Pick every line with "الاسم" from the material below.

— BEGIN —

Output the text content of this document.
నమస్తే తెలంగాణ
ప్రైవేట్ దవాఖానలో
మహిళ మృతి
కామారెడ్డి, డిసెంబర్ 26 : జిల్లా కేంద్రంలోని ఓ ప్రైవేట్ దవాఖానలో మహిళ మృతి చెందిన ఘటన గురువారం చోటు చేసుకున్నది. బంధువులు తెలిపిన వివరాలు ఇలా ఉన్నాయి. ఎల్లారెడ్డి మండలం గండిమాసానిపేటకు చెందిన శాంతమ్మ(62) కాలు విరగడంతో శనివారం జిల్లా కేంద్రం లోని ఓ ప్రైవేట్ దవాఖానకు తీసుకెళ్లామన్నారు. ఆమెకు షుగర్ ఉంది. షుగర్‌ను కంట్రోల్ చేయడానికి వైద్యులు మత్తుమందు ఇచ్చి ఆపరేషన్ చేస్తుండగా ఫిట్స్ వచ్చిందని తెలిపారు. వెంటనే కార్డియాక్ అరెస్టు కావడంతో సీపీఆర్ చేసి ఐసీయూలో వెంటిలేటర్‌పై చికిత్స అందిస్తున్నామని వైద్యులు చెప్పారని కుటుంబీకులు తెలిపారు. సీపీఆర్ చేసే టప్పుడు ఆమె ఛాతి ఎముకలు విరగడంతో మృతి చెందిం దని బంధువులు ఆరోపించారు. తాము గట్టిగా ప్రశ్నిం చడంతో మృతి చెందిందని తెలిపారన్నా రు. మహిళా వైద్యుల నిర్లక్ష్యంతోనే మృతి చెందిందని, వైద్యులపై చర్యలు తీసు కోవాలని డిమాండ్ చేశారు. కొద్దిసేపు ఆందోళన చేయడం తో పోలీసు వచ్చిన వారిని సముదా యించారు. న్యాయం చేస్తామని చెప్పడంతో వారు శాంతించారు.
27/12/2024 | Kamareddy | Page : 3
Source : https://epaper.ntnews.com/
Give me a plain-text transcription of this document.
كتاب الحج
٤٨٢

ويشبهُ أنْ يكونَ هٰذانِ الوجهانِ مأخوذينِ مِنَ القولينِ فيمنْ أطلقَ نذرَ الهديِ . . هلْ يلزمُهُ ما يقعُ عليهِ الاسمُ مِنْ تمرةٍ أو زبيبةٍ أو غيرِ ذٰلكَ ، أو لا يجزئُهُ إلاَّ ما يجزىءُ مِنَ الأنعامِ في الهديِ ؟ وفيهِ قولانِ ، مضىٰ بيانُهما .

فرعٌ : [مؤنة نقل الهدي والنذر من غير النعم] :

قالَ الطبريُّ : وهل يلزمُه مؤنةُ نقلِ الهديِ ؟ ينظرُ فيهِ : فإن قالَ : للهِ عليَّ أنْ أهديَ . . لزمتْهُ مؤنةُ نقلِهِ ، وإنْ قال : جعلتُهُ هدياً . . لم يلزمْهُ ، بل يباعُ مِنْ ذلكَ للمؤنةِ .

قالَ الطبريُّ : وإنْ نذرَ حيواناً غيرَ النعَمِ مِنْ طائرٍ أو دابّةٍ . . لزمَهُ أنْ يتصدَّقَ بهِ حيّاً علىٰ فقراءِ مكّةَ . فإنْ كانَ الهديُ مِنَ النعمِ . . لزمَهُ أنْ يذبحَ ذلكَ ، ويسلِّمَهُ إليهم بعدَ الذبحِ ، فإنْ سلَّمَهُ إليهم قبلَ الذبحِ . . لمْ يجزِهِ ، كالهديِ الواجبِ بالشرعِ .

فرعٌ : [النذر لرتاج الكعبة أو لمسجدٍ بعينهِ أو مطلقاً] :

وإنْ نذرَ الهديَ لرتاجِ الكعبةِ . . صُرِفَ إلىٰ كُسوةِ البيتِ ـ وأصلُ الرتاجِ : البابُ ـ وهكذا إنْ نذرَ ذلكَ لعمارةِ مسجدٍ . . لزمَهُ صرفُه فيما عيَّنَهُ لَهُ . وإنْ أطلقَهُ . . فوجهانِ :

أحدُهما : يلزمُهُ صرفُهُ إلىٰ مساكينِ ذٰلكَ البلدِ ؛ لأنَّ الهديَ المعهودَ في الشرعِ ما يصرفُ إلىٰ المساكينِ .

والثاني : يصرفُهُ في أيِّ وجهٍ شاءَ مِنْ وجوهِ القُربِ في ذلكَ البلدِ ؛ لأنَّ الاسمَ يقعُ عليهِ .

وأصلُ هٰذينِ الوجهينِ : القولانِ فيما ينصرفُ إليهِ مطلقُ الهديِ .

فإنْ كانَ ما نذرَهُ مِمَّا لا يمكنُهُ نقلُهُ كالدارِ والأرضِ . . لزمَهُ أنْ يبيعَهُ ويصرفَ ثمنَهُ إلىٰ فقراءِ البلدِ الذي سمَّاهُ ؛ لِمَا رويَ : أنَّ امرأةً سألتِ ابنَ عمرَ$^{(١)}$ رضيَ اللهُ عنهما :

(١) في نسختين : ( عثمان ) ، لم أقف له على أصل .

— END —

## Answer to the problem
ويشبهُ أنْ يكونَ هٰذانِ الوجهانِ مأخوذينِ مِنَ القولينِ فيمنْ أطلقَ نذرَ الهديِ . . هلْ يلزمُهُ ما يقعُ عليهِ الاسمُ مِنْ تمرةٍ أو زبيبةٍ أو غيرِ ذٰلكَ ، أو لا يجزئُهُ إلاَّ ما يجزىءُ مِنَ الأنعامِ في الهديِ ؟ وفيهِ قولانِ ، مضىٰ بيانُهما .
والثاني : يصرفُهُ في أيِّ وجهٍ شاءَ مِنْ وجوهِ القُربِ في ذلكَ البلدِ ؛ لأنَّ الاسمَ يقعُ عليهِ .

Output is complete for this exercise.